## START

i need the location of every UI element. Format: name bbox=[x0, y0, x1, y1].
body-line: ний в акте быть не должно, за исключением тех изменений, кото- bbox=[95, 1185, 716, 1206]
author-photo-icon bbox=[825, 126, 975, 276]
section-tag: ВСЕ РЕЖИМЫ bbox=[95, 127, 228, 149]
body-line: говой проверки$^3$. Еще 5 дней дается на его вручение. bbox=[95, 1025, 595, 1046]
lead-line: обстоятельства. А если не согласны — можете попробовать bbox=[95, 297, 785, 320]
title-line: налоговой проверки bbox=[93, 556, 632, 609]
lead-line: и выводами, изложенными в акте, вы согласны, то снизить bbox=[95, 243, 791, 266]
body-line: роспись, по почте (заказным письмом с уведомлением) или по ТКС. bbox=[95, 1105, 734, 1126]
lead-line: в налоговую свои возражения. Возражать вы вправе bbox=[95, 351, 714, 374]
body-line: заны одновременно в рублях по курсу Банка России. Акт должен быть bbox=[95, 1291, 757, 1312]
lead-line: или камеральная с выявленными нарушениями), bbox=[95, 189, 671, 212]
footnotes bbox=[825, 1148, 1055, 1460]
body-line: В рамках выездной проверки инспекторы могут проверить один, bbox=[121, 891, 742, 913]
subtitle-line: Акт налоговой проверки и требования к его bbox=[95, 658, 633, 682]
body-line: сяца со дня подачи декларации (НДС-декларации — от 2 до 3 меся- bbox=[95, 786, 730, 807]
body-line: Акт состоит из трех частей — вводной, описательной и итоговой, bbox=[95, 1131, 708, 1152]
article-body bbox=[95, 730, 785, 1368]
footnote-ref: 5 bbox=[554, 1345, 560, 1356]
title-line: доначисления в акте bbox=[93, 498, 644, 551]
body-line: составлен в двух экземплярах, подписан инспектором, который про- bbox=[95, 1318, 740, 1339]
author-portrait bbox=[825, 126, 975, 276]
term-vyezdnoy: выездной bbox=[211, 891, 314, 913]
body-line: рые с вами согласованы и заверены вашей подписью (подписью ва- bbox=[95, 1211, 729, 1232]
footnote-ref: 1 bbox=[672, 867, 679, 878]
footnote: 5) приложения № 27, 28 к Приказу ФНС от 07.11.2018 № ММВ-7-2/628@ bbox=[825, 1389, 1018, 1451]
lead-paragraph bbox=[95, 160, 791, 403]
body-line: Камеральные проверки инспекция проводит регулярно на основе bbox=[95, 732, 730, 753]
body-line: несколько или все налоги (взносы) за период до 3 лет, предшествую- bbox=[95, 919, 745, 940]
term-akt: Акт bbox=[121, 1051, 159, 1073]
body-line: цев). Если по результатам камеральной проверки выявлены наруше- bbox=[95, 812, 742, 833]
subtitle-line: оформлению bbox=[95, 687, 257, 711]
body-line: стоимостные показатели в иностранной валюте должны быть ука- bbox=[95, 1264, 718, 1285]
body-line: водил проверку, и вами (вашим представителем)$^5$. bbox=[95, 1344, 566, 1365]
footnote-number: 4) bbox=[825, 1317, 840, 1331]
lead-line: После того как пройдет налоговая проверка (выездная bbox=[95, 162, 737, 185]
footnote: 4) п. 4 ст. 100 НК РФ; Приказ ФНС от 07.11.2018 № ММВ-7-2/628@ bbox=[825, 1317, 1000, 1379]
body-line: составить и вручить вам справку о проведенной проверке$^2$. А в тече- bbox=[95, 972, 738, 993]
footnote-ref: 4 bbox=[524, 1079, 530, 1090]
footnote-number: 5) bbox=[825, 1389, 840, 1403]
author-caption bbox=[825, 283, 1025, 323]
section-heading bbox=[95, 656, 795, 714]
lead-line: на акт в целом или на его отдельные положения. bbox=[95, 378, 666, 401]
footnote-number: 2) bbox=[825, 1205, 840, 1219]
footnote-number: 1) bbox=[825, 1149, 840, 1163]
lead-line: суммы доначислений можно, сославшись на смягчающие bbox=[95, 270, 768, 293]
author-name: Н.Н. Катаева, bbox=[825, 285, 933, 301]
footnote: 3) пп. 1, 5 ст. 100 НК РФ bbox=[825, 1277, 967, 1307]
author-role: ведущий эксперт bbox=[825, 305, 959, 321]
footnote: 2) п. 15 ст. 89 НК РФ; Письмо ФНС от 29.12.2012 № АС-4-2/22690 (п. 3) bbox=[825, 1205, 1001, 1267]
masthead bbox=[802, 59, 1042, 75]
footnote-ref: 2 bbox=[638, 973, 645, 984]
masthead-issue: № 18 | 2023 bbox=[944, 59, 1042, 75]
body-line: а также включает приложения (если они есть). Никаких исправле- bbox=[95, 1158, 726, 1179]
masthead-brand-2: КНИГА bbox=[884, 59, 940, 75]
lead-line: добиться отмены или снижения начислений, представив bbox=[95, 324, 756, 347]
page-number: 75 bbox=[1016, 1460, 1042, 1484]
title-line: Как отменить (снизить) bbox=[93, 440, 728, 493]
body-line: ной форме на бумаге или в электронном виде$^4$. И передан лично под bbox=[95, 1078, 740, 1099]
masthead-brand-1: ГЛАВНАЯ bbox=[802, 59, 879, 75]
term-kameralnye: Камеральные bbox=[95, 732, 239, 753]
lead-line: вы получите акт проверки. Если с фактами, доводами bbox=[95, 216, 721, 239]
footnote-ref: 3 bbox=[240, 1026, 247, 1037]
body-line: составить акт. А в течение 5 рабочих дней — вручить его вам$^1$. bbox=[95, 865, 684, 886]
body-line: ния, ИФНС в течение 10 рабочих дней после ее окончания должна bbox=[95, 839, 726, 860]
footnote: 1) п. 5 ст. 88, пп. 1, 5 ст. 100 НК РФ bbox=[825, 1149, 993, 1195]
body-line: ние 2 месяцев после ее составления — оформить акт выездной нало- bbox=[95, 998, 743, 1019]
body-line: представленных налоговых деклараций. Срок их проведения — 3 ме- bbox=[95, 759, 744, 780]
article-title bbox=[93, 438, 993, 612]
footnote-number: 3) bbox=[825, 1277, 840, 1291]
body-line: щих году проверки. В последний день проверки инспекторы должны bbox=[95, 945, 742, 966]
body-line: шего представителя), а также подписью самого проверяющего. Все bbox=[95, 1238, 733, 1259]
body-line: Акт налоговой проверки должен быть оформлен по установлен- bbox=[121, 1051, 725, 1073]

## END

▸ **PROBLEM REQUIREMENTS**
Reproduce the entries word for word from the first line through the line containing "body-line: заны одновременно", including that line.

▸ **REPLY TO THE TASK**
i need the location of every UI element. Format: name bbox=[x0, y0, x1, y1].
body-line: ний в акте быть не должно, за исключением тех изменений, кото- bbox=[95, 1185, 716, 1206]
author-photo-icon bbox=[825, 126, 975, 276]
section-tag: ВСЕ РЕЖИМЫ bbox=[95, 127, 228, 149]
body-line: говой проверки$^3$. Еще 5 дней дается на его вручение. bbox=[95, 1025, 595, 1046]
lead-line: обстоятельства. А если не согласны — можете попробовать bbox=[95, 297, 785, 320]
title-line: налоговой проверки bbox=[93, 556, 632, 609]
lead-line: и выводами, изложенными в акте, вы согласны, то снизить bbox=[95, 243, 791, 266]
body-line: роспись, по почте (заказным письмом с уведомлением) или по ТКС. bbox=[95, 1105, 734, 1126]
lead-line: в налоговую свои возражения. Возражать вы вправе bbox=[95, 351, 714, 374]
body-line: заны одновременно в рублях по курсу Банка России. Акт должен быть bbox=[95, 1291, 757, 1312]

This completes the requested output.